**STATED GOAL**
Identify and pull out each line of the entries in which "Motorie" occurs.
[Start]
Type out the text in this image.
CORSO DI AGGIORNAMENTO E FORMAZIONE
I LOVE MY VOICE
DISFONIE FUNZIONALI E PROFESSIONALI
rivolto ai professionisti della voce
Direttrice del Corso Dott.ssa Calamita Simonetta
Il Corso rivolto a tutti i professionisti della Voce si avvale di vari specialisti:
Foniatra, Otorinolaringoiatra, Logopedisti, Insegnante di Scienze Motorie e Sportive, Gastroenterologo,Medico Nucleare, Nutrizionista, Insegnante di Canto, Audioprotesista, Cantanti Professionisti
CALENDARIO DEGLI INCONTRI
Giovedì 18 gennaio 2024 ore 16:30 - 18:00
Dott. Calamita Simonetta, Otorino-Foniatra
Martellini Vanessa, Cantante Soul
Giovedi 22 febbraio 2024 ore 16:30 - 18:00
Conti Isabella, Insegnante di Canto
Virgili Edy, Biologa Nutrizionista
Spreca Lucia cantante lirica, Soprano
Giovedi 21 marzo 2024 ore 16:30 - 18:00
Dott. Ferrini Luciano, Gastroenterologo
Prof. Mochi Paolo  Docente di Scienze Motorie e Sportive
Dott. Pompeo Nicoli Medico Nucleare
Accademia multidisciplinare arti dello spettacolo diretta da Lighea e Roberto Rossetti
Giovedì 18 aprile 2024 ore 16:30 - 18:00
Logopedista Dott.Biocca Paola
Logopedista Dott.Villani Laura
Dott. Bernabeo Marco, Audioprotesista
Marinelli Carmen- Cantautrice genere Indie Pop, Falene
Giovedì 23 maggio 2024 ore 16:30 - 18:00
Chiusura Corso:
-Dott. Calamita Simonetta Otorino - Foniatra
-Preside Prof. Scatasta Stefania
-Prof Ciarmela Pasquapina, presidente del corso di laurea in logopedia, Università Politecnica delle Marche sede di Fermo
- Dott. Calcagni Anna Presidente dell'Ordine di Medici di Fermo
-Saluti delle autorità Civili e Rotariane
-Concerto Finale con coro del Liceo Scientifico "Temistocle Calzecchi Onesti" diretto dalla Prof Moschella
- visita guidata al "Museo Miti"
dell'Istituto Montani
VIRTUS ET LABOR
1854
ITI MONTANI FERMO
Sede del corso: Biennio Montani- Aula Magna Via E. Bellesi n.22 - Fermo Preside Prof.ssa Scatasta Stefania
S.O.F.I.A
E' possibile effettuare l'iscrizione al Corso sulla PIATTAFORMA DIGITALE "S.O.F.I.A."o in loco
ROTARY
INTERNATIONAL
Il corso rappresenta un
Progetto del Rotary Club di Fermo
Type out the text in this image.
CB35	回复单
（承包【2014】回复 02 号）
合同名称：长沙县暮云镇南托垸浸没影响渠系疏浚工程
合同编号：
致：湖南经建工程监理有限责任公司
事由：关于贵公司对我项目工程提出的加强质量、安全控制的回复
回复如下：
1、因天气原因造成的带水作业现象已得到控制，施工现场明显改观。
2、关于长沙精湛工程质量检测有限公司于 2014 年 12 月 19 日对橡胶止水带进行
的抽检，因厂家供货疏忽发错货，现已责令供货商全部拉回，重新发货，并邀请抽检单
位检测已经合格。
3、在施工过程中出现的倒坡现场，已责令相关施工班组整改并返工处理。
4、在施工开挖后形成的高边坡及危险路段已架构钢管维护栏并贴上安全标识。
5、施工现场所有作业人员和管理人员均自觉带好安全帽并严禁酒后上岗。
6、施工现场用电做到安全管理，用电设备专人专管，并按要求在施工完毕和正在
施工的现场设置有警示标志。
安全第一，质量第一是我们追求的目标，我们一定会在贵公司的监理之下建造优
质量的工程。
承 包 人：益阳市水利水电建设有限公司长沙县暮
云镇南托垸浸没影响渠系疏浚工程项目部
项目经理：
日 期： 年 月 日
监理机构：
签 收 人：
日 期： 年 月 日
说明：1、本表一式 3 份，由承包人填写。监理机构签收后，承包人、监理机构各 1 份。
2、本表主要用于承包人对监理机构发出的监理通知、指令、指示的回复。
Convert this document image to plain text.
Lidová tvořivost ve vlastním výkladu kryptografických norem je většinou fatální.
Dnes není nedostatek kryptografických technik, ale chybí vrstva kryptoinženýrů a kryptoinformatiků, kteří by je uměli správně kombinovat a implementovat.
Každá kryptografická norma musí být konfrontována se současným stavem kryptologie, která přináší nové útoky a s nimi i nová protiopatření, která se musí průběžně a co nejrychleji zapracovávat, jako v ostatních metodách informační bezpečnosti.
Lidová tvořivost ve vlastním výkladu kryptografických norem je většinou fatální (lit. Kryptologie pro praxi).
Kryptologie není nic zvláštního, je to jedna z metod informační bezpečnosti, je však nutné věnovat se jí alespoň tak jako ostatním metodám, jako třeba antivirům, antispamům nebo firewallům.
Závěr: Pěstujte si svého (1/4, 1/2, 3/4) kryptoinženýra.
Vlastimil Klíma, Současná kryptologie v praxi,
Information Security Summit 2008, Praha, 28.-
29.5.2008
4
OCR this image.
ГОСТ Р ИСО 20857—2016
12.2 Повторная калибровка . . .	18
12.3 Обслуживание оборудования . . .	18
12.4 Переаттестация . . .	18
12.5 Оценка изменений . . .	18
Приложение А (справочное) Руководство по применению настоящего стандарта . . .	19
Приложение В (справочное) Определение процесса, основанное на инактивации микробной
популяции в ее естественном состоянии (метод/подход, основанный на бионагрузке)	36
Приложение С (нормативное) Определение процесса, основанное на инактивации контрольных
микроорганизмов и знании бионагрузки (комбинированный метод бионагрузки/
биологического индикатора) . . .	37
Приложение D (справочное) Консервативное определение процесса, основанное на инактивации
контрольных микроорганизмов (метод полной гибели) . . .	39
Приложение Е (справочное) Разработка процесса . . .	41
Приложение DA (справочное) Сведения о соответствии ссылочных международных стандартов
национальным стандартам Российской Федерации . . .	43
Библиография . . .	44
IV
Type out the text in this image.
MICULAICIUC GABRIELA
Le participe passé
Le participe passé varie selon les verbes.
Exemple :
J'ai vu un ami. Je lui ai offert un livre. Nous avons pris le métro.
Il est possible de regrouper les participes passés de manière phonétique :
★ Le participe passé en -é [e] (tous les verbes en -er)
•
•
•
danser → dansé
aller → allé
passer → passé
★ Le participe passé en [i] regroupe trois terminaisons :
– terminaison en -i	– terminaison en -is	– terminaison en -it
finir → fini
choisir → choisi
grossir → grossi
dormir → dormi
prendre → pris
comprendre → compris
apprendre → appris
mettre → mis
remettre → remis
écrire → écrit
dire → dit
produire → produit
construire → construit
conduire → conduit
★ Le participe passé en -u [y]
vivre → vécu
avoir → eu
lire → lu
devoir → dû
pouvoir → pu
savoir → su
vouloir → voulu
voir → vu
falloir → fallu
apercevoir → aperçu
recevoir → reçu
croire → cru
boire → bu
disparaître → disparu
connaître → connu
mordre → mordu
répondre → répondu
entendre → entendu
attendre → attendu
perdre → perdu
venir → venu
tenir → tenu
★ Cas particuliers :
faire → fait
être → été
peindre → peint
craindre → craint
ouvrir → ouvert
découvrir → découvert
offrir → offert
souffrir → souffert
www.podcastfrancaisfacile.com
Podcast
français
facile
[End]
**TASK ANSWER**
Foniatra, Otorinolaringoiatra, Logopedisti, Insegnante di Scienze Motorie e Sportive, Gastroenterologo,Medico Nucleare, Nutrizionista, Insegnante di Canto, Audioprotesista, Cantanti Professionisti
Prof. Mochi Paolo  Docente di Scienze Motorie e Sportive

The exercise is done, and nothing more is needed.